> **INSTRUCTION A**:
Could you duplicate the part of the Hanukkah desserts text starting with "This year, Hanukkah" and going on through "a good way.", word for word?

This year, Hanukkah begins at sundown on Sunday, Nov. 28, and ends on Monday, Dec. 6, and this time of year, feasting is definitely in season. If you’re following a plant-based diet, however, family feasts might prove to be a little difficult to navigate, especially if the fare is generally of a dairy or meat-based variety. Fortunately, we’ve put together a smattering of vegan Hanukkah desserts that will have even your non-vegan relatives shouting "oy vey!" — in a good way.
Round Vegan Apple Cinnamon Challah
Challah bread isn’t strictly a dessert food, per se, but that doesn’t mean it can’t be! This tasty recipe from The Jewish Vegan is technically for Rosh Hashanah, but would be a delicious treat at any Hanukkah gathering. The Round Vegan Apple Cinnamon Challah is sweetened with maple syrup and sugar, filled with chopped apples, and topped with cinnamon sugar. Best of all, if everyone is too full from dinner, the leftovers will make for a great breakfast option the next morning.

> **GIVEN RECORDS**:
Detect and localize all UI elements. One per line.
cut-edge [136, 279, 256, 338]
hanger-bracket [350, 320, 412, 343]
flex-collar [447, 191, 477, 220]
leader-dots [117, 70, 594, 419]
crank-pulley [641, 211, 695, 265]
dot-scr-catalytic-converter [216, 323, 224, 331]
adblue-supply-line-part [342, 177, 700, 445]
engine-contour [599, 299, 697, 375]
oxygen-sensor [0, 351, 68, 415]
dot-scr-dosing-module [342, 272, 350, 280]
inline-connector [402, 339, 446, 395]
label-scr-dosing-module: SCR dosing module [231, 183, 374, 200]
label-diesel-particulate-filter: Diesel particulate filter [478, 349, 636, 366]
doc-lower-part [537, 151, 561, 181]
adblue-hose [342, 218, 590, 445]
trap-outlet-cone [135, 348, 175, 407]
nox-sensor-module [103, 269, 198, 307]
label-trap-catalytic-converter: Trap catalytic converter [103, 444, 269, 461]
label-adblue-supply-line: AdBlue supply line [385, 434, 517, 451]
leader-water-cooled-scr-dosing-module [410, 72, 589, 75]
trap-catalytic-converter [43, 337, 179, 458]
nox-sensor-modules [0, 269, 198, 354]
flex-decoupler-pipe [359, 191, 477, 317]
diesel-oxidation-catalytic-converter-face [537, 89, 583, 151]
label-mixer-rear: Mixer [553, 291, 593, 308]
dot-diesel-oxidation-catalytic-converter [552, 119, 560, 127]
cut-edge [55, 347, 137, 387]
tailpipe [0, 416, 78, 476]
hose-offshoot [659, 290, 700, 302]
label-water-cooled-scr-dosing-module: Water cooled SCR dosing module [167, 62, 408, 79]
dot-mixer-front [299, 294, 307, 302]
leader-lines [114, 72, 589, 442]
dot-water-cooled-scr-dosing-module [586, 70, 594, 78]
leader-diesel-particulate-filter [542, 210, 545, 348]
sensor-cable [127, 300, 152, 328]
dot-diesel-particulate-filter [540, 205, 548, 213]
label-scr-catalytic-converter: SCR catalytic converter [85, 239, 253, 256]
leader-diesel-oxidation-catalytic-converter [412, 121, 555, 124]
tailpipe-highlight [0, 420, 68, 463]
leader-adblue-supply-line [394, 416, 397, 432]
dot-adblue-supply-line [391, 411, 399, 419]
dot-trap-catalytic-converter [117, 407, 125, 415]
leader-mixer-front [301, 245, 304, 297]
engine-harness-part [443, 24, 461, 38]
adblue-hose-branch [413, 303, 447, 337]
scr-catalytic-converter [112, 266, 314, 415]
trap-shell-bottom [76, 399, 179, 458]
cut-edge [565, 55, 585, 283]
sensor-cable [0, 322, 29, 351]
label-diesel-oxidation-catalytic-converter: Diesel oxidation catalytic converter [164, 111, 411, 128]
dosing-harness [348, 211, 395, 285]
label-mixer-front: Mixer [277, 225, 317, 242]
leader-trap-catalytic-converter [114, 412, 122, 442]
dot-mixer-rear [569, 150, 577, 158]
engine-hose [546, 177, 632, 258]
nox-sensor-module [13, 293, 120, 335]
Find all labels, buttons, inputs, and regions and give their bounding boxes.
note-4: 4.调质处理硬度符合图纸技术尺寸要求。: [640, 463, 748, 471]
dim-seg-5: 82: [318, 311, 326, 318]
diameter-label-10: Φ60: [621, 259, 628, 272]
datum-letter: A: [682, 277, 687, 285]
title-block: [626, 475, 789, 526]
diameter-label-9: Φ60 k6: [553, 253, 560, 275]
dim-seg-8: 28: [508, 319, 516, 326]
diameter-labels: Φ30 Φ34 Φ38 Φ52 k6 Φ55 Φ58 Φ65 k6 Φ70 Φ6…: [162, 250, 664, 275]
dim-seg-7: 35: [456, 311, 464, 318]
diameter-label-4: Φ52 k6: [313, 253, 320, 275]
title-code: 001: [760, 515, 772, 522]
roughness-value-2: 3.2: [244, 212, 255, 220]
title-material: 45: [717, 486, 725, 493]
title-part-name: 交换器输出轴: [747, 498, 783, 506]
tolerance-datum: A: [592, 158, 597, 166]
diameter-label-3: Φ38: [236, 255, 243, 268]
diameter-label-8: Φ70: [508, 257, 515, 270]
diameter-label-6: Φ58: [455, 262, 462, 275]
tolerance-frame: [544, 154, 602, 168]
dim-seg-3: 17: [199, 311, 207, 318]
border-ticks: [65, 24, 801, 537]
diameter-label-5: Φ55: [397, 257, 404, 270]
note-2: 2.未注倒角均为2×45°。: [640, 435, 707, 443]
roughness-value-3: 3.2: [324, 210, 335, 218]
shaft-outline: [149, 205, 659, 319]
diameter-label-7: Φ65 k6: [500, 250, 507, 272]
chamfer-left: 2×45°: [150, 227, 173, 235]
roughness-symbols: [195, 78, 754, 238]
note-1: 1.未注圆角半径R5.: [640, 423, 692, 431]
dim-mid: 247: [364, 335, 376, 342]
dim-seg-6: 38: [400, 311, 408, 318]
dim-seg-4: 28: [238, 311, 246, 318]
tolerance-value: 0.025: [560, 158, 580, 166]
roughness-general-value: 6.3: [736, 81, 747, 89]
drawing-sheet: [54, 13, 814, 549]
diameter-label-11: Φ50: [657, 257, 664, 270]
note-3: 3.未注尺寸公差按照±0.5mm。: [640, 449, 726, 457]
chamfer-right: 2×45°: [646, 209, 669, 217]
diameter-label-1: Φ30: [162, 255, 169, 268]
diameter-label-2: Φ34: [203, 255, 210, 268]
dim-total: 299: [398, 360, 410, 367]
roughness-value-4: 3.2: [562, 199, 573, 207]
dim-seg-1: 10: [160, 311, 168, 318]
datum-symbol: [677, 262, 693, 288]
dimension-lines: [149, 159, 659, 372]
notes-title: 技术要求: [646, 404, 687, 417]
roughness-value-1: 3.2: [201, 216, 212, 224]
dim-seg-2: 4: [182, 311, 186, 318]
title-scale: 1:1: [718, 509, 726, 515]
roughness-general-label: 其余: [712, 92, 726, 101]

> **INSTRUCTION B**:
Can you set down, word for word, the lines of the rows starting with the first line and going on through the line with "dot-trap-catalytic-converter [117, 407, 125, 415]", including both?

> **FINAL ANSWER A**:
This year, Hanukkah begins at sundown on Sunday, Nov. 28, and ends on Monday, Dec. 6, and this time of year, feasting is definitely in season. If you’re following a plant-based diet, however, family feasts might prove to be a little difficult to navigate, especially if the fare is generally of a dairy or meat-based variety. Fortunately, we’ve put together a smattering of vegan Hanukkah desserts that will have even your non-vegan relatives shouting "oy vey!" — in a good way.

> **FINAL ANSWER B**:
Detect and localize all UI elements. One per line.
cut-edge [136, 279, 256, 338]
hanger-bracket [350, 320, 412, 343]
flex-collar [447, 191, 477, 220]
leader-dots [117, 70, 594, 419]
crank-pulley [641, 211, 695, 265]
dot-scr-catalytic-converter [216, 323, 224, 331]
adblue-supply-line-part [342, 177, 700, 445]
engine-contour [599, 299, 697, 375]
oxygen-sensor [0, 351, 68, 415]
dot-scr-dosing-module [342, 272, 350, 280]
inline-connector [402, 339, 446, 395]
label-scr-dosing-module: SCR dosing module [231, 183, 374, 200]
label-diesel-particulate-filter: Diesel particulate filter [478, 349, 636, 366]
doc-lower-part [537, 151, 561, 181]
adblue-hose [342, 218, 590, 445]
trap-outlet-cone [135, 348, 175, 407]
nox-sensor-module [103, 269, 198, 307]
label-trap-catalytic-converter: Trap catalytic converter [103, 444, 269, 461]
label-adblue-supply-line: AdBlue supply line [385, 434, 517, 451]
leader-water-cooled-scr-dosing-module [410, 72, 589, 75]
trap-catalytic-converter [43, 337, 179, 458]
nox-sensor-modules [0, 269, 198, 354]
flex-decoupler-pipe [359, 191, 477, 317]
diesel-oxidation-catalytic-converter-face [537, 89, 583, 151]
label-mixer-rear: Mixer [553, 291, 593, 308]
dot-diesel-oxidation-catalytic-converter [552, 119, 560, 127]
cut-edge [55, 347, 137, 387]
tailpipe [0, 416, 78, 476]
hose-offshoot [659, 290, 700, 302]
label-water-cooled-scr-dosing-module: Water cooled SCR dosing module [167, 62, 408, 79]
dot-mixer-front [299, 294, 307, 302]
leader-lines [114, 72, 589, 442]
dot-water-cooled-scr-dosing-module [586, 70, 594, 78]
leader-diesel-particulate-filter [542, 210, 545, 348]
sensor-cable [127, 300, 152, 328]
dot-diesel-particulate-filter [540, 205, 548, 213]
label-scr-catalytic-converter: SCR catalytic converter [85, 239, 253, 256]
leader-diesel-oxidation-catalytic-converter [412, 121, 555, 124]
tailpipe-highlight [0, 420, 68, 463]
leader-adblue-supply-line [394, 416, 397, 432]
dot-adblue-supply-line [391, 411, 399, 419]
dot-trap-catalytic-converter [117, 407, 125, 415]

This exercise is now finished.